- [Kaynak metin]:
⟨

Sonuç bildirisi Dışişleri Bakanlığı ve Rusya'nın yaptığı açıklamalarla birlikte çarpıcı madde göze çarptı. O maddede "Suriye'nin kuzeydoğusundaki (PKK/YPG) gayrimeşru öz yönetim girişimleri ve terör oluşumlarını destekleyen ülkelerin eylemleri kınandı. Bu bölgede sürekli güvenlik ve istikrarın ancak ülkenin egemenliğinin ve toprak bütünlüğünün korunması temelinde sağlanabileceği konusunda anlaşma sağlandı." ifadeleri yer aldı.
NE ANLAMA GELİYOR?
Maddede yer alan "Bu oluşumları destekleyen ülkelerin kınanması"ayrıca önemli.
O ÜLKE ABD
Öyle ki bu sözde özerk bölgelerin oluşturulmasını destekleyen ve PKK/YPG terör örgütünü 'müttefik' olarak adlandıran ülke ABD...
Bu maddenin benzerleri önceki görüşmelerin sonuç bildirgelerinde de yer alıyordu. Ancak içinde bulunulan koşullarda bu maddenin yeni gelişmelere yol açması olası görünüyor.
RUSYA'NIN TAVRI DA NET: KABUL EDİLEMEZ
Türkiye ile Suriye arasında normalleşme adımlarını destekleyen Rusya'nın bu konudaki tavrı da net. Rus temsilci Bogdanov görüşmelerinden sonra basına demeç vererek "Amerikalılar elbette orada kendi yönetimi olan bir tür mini yarı devlet örgütleyen bir dizi Kürt örgütünü destekliyor. Bu kesinlikle kabul edilemez. Elbette biz Kürtlerin sorunlarının diyalog yoluyla çözülmesinden yanayız. Fakat ne yazık ki Amerikalıların bununla ilgilenmediğini ve Kürt müttefiklerine, Şam ile diyalog kurmalarına izin vermediklerini düşünüyorum." ifadelerini kullandı.
SURİYE DE AYNI NOKTADA
Suriye heyeti de aynı noktada... Suriye heyetinin başkanı Ayman Susan, Terörle mücadelede "seçici" olmamak gerektiğine dikkat çekerek sınır güvenliğini sağlamanın komşu ülkelerin ortak sorumluluğu olduğunu vurguladı. Susan, Rus kanalı RT'ye de açıklamalarda, "Kürtler ulusal yapımızın bir parçasıdır. Kürtlerle diyalog Suriye'nin birliği temelinde yapılmalı. Washington er veya geç Suriye'den çıkacak, o zaman Kürt dosyası kolayca kapanır." dedi. Suriye Dışişleri Bakan Yardımcısı Susan ABD'nin Suriye'nin istikrarını bozmak için çalıştığını vurguladı.

⟩

- [Görev 1]: Kayıtlarda "chevron-down-icon[interactable] — [103, 317, 129, 326]" içeren satırdan "editor-tab-bar: spring.components —" içeren satıra kadar, iki uçtaki satırlar da dahil olmak üzere tüm satırları olduğu gibi yazıya geçirin.
Kaynak metin ile kayıtlar birbirinden farklı kaynaklardan alınmıştır.

- [Veri kayıtları]:
⟨

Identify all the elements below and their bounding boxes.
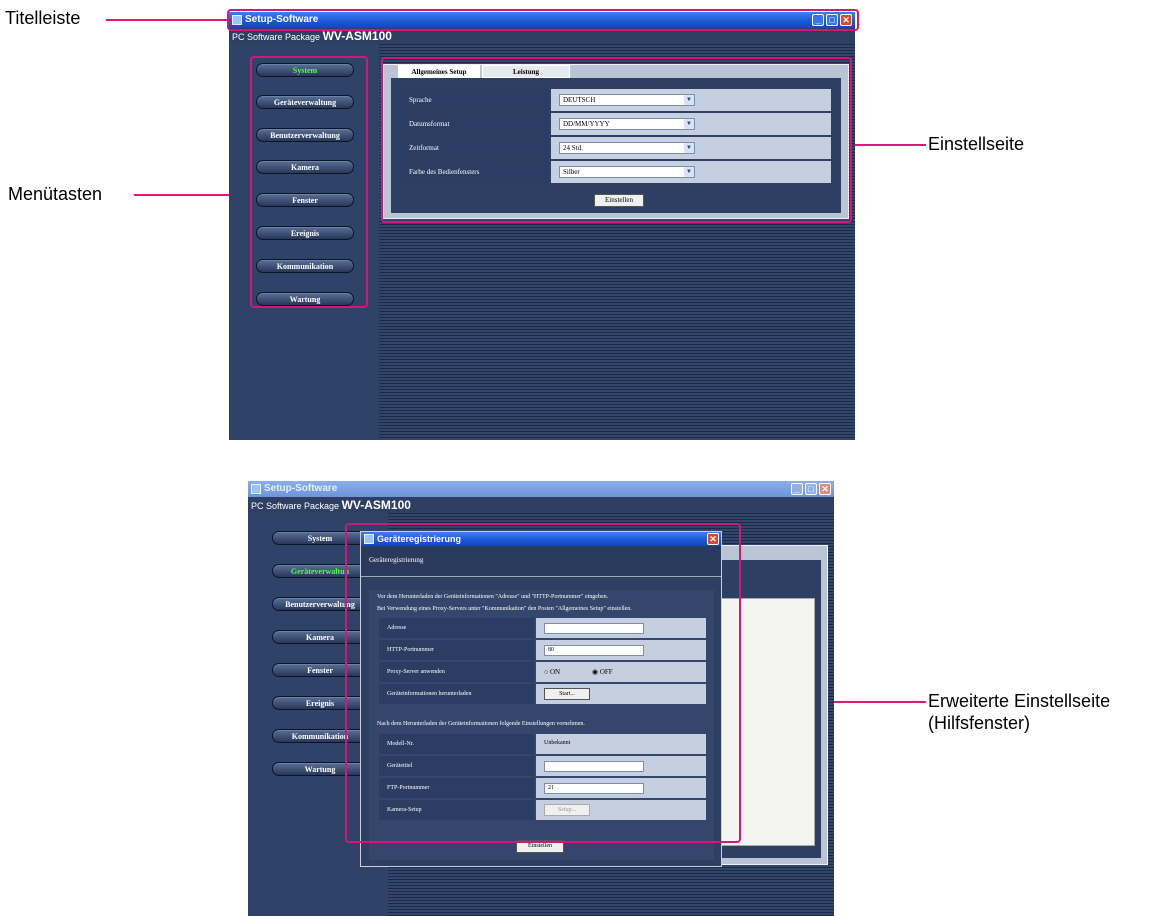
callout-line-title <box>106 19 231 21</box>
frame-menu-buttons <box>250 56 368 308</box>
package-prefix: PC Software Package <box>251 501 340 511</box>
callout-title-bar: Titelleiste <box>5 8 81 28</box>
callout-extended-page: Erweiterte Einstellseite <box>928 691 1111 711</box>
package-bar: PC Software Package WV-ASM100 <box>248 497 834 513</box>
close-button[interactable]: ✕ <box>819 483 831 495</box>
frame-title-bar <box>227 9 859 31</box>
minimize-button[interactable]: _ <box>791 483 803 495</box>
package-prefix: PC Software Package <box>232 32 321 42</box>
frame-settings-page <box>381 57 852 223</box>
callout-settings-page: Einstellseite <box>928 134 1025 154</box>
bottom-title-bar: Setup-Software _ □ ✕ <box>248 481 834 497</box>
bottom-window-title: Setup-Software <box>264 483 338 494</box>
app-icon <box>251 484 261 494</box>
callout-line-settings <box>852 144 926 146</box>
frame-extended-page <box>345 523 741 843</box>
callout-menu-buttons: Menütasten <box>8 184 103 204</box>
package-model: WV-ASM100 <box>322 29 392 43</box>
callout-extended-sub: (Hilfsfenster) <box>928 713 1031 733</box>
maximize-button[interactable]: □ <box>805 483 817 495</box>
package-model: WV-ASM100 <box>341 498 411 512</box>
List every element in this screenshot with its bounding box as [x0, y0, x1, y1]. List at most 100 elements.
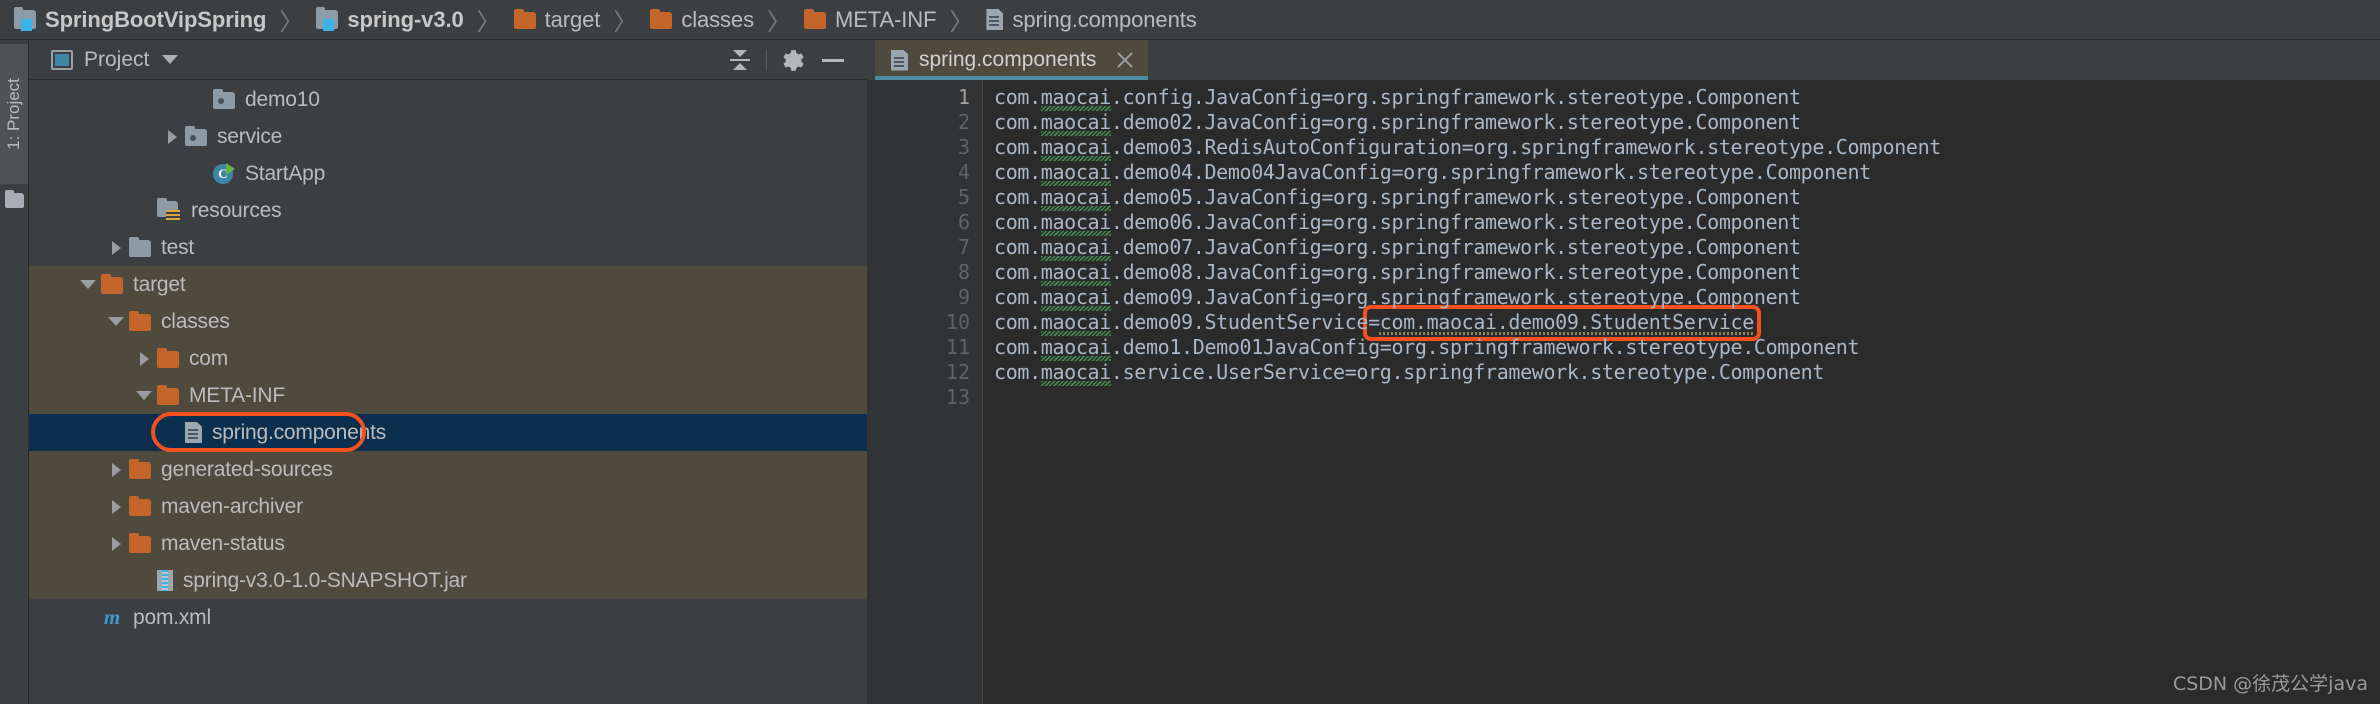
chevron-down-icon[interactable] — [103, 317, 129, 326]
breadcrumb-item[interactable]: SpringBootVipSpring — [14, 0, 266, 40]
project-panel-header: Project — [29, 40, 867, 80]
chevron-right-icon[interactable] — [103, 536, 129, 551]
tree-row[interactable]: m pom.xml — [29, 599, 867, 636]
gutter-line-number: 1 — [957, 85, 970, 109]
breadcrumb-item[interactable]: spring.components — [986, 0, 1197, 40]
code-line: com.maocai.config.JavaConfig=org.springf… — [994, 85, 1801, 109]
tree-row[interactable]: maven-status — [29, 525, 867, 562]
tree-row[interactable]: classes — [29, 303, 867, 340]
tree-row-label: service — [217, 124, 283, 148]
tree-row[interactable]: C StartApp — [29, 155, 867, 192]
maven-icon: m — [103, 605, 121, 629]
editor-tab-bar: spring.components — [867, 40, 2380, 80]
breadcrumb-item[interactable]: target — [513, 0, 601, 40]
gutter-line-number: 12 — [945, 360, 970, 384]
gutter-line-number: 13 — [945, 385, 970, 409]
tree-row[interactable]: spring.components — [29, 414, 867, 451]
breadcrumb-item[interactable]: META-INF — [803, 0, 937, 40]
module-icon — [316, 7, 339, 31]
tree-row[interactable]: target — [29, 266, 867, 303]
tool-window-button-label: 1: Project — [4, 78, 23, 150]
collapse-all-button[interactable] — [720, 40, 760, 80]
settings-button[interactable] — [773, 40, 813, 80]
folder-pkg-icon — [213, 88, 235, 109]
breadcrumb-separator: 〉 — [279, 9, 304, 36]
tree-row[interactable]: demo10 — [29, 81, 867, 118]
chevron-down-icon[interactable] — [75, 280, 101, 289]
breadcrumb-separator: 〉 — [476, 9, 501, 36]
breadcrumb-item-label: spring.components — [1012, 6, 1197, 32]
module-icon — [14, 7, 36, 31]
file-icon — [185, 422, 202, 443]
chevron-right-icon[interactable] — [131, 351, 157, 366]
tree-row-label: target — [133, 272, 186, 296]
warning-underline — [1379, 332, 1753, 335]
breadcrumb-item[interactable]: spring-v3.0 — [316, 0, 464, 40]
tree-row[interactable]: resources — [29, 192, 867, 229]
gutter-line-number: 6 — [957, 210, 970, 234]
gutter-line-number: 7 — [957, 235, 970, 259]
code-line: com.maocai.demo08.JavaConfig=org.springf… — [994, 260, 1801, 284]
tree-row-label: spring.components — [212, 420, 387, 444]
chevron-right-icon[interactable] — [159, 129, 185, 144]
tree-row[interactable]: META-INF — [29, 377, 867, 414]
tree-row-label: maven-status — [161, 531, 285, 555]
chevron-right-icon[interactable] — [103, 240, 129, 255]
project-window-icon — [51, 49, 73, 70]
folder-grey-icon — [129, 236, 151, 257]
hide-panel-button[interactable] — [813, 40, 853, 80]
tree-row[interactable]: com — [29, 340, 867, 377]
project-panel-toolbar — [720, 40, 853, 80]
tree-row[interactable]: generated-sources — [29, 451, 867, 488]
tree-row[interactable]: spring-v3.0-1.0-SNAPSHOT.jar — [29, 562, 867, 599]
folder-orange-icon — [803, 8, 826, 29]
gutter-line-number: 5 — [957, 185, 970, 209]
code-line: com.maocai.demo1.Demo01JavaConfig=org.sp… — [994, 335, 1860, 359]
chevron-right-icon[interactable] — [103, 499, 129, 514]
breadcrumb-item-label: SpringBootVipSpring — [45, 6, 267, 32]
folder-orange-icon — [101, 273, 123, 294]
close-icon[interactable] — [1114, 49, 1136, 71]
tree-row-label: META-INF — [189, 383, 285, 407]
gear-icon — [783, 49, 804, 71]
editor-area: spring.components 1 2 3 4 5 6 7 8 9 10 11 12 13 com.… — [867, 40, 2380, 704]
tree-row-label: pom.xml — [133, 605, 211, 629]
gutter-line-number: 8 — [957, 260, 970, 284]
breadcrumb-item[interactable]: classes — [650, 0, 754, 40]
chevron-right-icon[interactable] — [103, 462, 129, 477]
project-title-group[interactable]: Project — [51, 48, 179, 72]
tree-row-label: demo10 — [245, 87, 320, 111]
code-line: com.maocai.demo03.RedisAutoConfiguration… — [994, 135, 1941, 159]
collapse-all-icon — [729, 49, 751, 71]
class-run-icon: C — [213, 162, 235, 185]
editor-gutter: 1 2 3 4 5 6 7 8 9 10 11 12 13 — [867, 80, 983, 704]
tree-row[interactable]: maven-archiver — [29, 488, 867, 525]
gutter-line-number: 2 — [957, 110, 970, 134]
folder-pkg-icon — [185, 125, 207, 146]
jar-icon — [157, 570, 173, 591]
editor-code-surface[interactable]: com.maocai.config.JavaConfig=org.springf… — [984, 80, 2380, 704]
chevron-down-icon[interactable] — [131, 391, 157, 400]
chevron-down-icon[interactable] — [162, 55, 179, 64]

⟩

- [Görev 2]: Kaynak metne göre Suriye heyetinin başkanı kimdir?

- [Sonuç 1]:
chevron-down-icon[interactable] — [103, 317, 129, 326]
breadcrumb-item[interactable]: SpringBootVipSpring — [14, 0, 266, 40]
project-panel-header: Project — [29, 40, 867, 80]
chevron-right-icon[interactable] — [103, 536, 129, 551]
tree-row[interactable]: m pom.xml — [29, 599, 867, 636]
gutter-line-number: 1 — [957, 85, 970, 109]
breadcrumb-item[interactable]: spring.components — [986, 0, 1197, 40]
code-line: com.maocai.config.JavaConfig=org.springf… — [994, 85, 1801, 109]
tree-row[interactable]: maven-status — [29, 525, 867, 562]
tree-row[interactable]: classes — [29, 303, 867, 340]
tree-row-label: service — [217, 124, 283, 148]
tree-row[interactable]: C StartApp — [29, 155, 867, 192]
maven-icon: m — [103, 605, 121, 629]
editor-tab-bar: spring.components — [867, 40, 2380, 80]

- [Sonuç 2]: Ayman Susan.